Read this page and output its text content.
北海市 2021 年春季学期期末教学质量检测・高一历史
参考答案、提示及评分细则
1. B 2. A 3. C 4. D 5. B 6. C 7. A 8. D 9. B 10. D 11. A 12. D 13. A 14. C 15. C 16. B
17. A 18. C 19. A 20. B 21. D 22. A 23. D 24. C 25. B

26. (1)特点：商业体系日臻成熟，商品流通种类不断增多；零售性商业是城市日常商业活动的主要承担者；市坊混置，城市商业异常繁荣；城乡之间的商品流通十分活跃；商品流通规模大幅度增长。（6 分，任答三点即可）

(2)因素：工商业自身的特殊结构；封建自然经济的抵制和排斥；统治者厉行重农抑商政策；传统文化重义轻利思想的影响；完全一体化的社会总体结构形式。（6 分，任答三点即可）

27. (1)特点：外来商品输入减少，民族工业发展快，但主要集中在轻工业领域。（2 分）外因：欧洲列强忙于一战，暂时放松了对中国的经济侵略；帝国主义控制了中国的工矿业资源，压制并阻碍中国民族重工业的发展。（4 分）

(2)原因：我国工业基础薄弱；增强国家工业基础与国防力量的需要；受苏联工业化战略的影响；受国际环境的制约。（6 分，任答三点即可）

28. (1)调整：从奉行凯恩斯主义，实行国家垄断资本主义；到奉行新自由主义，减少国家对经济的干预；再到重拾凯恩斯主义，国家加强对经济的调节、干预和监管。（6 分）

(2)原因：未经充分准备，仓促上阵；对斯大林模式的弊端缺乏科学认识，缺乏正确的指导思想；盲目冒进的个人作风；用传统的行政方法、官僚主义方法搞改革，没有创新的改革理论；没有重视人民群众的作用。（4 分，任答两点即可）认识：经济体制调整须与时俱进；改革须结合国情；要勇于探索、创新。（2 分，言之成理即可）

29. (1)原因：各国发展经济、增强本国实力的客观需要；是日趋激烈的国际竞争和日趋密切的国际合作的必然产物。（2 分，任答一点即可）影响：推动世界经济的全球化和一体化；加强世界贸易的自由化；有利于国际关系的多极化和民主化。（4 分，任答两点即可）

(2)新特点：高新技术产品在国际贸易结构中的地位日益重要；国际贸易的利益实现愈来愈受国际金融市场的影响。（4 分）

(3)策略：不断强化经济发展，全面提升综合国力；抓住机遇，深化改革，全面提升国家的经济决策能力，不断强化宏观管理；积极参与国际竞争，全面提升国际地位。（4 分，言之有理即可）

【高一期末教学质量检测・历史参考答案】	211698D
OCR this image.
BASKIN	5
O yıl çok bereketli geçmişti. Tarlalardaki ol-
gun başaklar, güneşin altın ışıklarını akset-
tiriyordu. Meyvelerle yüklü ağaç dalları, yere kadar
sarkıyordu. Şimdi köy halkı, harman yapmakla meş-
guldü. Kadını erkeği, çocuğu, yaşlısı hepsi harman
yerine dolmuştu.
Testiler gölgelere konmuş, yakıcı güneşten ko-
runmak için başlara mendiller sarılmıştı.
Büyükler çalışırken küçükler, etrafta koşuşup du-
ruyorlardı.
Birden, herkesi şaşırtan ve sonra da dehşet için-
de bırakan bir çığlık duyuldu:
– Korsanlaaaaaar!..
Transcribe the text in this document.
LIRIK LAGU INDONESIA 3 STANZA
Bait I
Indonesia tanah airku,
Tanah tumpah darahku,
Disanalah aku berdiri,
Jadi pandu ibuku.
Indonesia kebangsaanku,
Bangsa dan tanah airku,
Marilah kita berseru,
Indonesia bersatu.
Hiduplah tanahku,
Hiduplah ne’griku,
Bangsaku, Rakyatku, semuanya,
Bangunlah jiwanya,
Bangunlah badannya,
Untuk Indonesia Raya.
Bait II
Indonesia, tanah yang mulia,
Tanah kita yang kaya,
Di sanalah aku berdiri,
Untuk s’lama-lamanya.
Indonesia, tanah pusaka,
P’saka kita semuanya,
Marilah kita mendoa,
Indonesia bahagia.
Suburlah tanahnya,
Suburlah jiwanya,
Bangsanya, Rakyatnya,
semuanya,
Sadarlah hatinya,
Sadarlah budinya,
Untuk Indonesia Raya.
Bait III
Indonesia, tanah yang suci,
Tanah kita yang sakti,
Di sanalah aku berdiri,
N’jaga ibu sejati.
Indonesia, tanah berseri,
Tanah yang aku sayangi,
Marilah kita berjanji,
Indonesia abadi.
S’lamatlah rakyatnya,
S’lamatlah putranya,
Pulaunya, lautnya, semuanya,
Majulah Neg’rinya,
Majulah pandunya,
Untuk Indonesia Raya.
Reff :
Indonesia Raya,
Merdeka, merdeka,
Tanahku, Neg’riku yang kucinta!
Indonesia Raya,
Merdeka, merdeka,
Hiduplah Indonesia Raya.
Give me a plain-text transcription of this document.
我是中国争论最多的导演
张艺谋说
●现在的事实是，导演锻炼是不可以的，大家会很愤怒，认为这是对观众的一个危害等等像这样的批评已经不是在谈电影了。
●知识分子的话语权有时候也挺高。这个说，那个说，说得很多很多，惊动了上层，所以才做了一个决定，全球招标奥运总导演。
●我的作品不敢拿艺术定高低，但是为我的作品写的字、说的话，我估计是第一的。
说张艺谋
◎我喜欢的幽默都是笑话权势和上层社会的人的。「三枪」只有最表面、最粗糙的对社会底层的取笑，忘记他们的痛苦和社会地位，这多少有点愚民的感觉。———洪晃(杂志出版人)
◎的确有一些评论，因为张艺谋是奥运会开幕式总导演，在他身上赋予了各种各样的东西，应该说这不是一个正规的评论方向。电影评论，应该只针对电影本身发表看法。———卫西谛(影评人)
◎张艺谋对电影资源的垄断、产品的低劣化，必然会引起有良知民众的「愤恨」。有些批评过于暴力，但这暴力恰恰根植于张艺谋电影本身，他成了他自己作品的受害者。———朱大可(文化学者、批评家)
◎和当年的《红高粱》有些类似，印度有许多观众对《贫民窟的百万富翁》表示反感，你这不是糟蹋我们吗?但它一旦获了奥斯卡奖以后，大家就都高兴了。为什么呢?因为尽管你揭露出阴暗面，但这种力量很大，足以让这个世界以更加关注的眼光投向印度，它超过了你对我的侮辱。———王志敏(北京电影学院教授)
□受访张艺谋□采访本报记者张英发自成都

--*--

AIM OF THE TASK: Search the records for the word "任答三点即可", then list every line that has it.

TASK SOLUTION:
26. (1)特点：商业体系日臻成熟，商品流通种类不断增多；零售性商业是城市日常商业活动的主要承担者；市坊混置，城市商业异常繁荣；城乡之间的商品流通十分活跃；商品流通规模大幅度增长。（6 分，任答三点即可）
(2)因素：工商业自身的特殊结构；封建自然经济的抵制和排斥；统治者厉行重农抑商政策；传统文化重义轻利思想的影响；完全一体化的社会总体结构形式。（6 分，任答三点即可）
(2)原因：我国工业基础薄弱；增强国家工业基础与国防力量的需要；受苏联工业化战略的影响；受国际环境的制约。（6 分，任答三点即可）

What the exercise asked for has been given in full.